* **Written request**: Please reproduce, word for word, the stretch of the records from the line containing "callout text [51, 200, 356, 244]" through the line containing "callout: door slot [474, 494, 756, 581]", with both of those lines included.

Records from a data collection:
start

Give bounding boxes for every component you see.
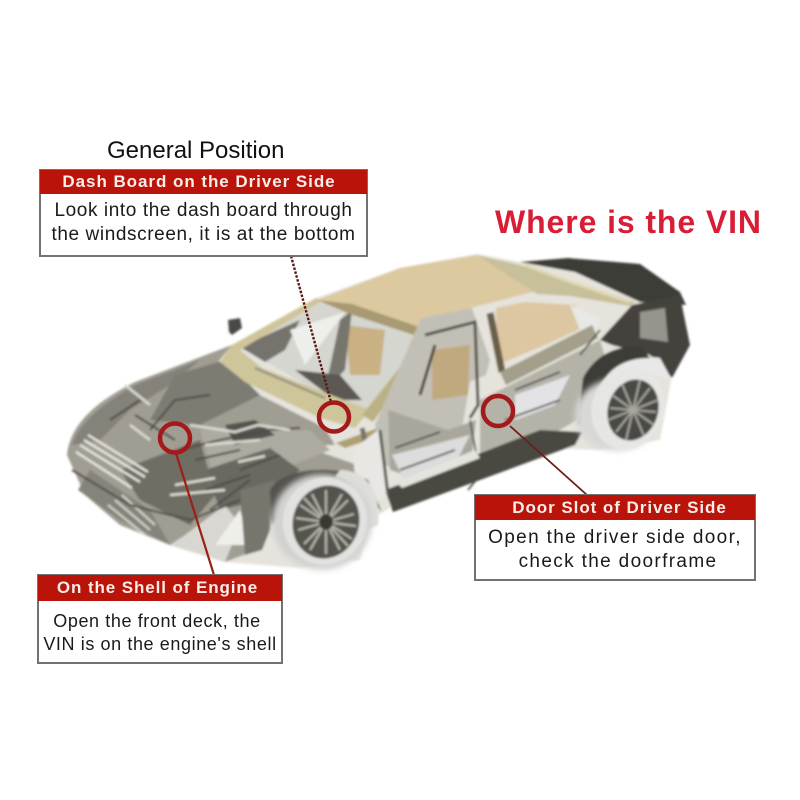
callout text [51, 200, 356, 244]
mirror [228, 318, 242, 335]
callout text [43, 611, 277, 654]
callout heading: Dash Board on the Driver Side [62, 172, 336, 191]
callout heading [475, 495, 755, 520]
rear trunk in dark [520, 258, 686, 305]
callout heading [40, 170, 367, 194]
rocker sill [385, 430, 582, 512]
callout heading: Door Slot of Driver Side [512, 498, 727, 517]
rear wheel [575, 357, 675, 459]
callout text: Open the front deck, the [53, 611, 261, 631]
callout text: VIN is on the engine's shell [43, 634, 277, 654]
callout: dash board [39, 169, 368, 257]
callout text: the windscreen, it is at the bottom [51, 224, 356, 244]
rear door opening with tan interior [496, 302, 582, 365]
cowl and A-pillar frame [220, 298, 434, 470]
marker: engine circle and leader [160, 424, 214, 575]
heading: General Position: General Position [107, 137, 284, 164]
door sill and seats [388, 410, 476, 480]
callout heading [38, 575, 282, 601]
hood and engine bay [67, 345, 372, 562]
title: Where is the VIN: Where is the VIN [495, 204, 762, 240]
front pillar lower [352, 430, 388, 503]
front arch shadow [270, 470, 382, 525]
marker: dash board circle and dotted leader [291, 256, 349, 432]
marker: door slot circle and leader [483, 396, 587, 495]
callout text: Open the driver side door, [488, 527, 742, 548]
callout: door slot [474, 494, 756, 581]
callout text: Look into the dash board through [54, 200, 353, 221]
rear arch [585, 357, 672, 420]
roof panel [317, 255, 537, 335]
car body base [67, 254, 690, 568]
front grille slats [76, 435, 148, 488]
callout heading: On the Shell of Engine [57, 578, 258, 597]
callout text: check the doorframe [519, 550, 717, 572]
front wheel [270, 465, 380, 577]
windscreen opening and interior [238, 302, 424, 415]
callout: engine shell [37, 574, 283, 664]
callout text [488, 527, 742, 572]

end

* **Answer to this exercise**:
callout text [51, 200, 356, 244]
mirror [228, 318, 242, 335]
callout text [43, 611, 277, 654]
callout heading: Dash Board on the Driver Side [62, 172, 336, 191]
callout heading [475, 495, 755, 520]
rear trunk in dark [520, 258, 686, 305]
callout heading [40, 170, 367, 194]
rocker sill [385, 430, 582, 512]
callout heading: Door Slot of Driver Side [512, 498, 727, 517]
rear wheel [575, 357, 675, 459]
callout text: Open the front deck, the [53, 611, 261, 631]
callout text: VIN is on the engine's shell [43, 634, 277, 654]
callout: dash board [39, 169, 368, 257]
callout text: the windscreen, it is at the bottom [51, 224, 356, 244]
rear door opening with tan interior [496, 302, 582, 365]
cowl and A-pillar frame [220, 298, 434, 470]
marker: engine circle and leader [160, 424, 214, 575]
heading: General Position: General Position [107, 137, 284, 164]
door sill and seats [388, 410, 476, 480]
callout heading [38, 575, 282, 601]
hood and engine bay [67, 345, 372, 562]
title: Where is the VIN: Where is the VIN [495, 204, 762, 240]
front pillar lower [352, 430, 388, 503]
front arch shadow [270, 470, 382, 525]
marker: dash board circle and dotted leader [291, 256, 349, 432]
marker: door slot circle and leader [483, 396, 587, 495]
callout text: Open the driver side door, [488, 527, 742, 548]
callout: door slot [474, 494, 756, 581]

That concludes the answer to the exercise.